> **EXERCICES À FAIRE**
1/ Recopiez sans rien changer le passage du texte sur le licenciement pour divergence de vue qui va de « Tout employeur a » à « mesure de licenciement. ».
2/ Poursuivez le texte sur le licenciement pour divergence de vue à partir de sa dernière phrase.

> **EXTRAIT CITÉ**
________________________________________

Licenciement pour divergence de vue : attention à la nullité du licenciement pour atteinte à la liberté d’expression du salarié

Tout employeur a tendance à attendre de la part de ses salariés, surtout lorsqu’ils occupent des fonctions de direction, une certaine réserve ainsi qu’une pleine adhésion à la politique de l’entreprise.

Il est en effet légitime de considérer que l’équipe de direction doit adhérer à la même stratégie, sauf à risquer de porter atteinte à la bonne marche de l’entreprise.

 

Aussi, un salarié ayant manifesté une vive opposition ou une profonde divergence de point de vue, ou ayant proféré d’importantes critiques à l’égard de son employeur devrait pouvoir faire l’objet d’une mesure de licenciement.

 

Pour autant, contrairement aux souhaits des employeurs, la Cour de cassation admet que les salariés (et notamment les cadres) jouissent d’une grande liberté d’expression au sein de l’entreprise.

 

Les employeurs ayant porté atteinte à cette liberté se voient donc sanctionnés par les tribunaux avec constance.

 

Licencier un salarié pour une attitude d’opposition, un désaccord ou une attitude critique, s’avère donc un exercice périlleux, et la plus grande vigilance est requise lors de la rédaction de la lettre de licenciement.

________________________________________

> **DONNÉES FOURNIES**
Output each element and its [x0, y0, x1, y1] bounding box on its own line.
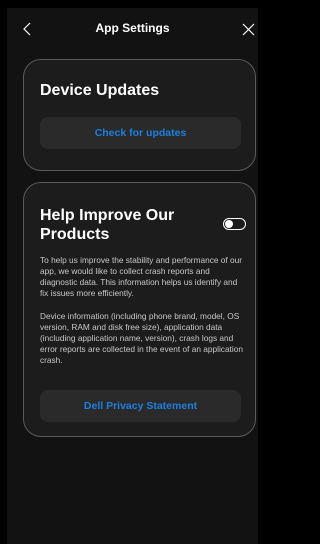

________________________________________

> **LES RÉPONSES**
1/
Tout employeur a tendance à attendre de la part de ses salariés, surtout lorsqu’ils occupent des fonctions de direction, une certaine réserve ainsi qu’une pleine adhésion à la politique de l’entreprise.

Il est en effet légitime de considérer que l’équipe de direction doit adhérer à la même stratégie, sauf à risquer de porter atteinte à la bonne marche de l’entreprise.

 

Aussi, un salarié ayant manifesté une vive opposition ou une profonde divergence de point de vue, ou ayant proféré d’importantes critiques à l’égard de son employeur devrait pouvoir faire l’objet d’une mesure de licenciement.

2/
En effet, afin d’illustrer la divergence de vue et l’opposition du salarié, l’employeur sera amené à préciser les propos tenus par le salarié sanctionné. Or, tout licenciement pour des propos tenus par le salarié sans que ne soit mis en évidence un abus encourt la nullité, selon une jurisprudence constante, réaffirmée avec force dans un arrêt du 16 février 2022 (n°19-17.871).

 

La liberté d’expression est une liberté fondamentale, dont l’usage ne peut, sauf abus, être sanctionné

La liberté d’expression est une liberté fondamentale consacrée par l’article 10 § 1 de la Convention européenne de sauvegarde des droits de l’Homme et des libertés fondamentales, ainsi que par l’article 11 de la Déclaration des droits de l’Homme et du citoyen.

 

Dès lors, le salarié jouit, dans l’entreprise et en dehors de celle-ci, de sa liberté d’expression, à laquelle seules des restrictions justifiées par la nature de la tâche à accomplir et proportionnées au but recherché peuvent être apportées (Article L. 1121-1 du Code du travail).

 

Une telle liberté n’est néanmoins pas sans limite. En cas d’abus dans l’exercice de la liberté d’expression, le salarié peut être sanctionné.

 

Tel est le cas en présence de propos injurieux, diffamatoires ou excessifs. Ces trois termes, employés de manière constante par la jurisprudence, marquent la différence entre les propos critiques autorisés et les propos pouvant être sanctionnés.

 

L’analyse de la jurisprudence démontre qu’en pratique, l’usage abusif de la liberté d’expression n’est caractérisé que dans des situations où le salarié a fait preuve d’une particulière agressivité ou a tenu des propos insultants ou diffamatoires. La notion d’abus est donc appréciée strictement par les juges.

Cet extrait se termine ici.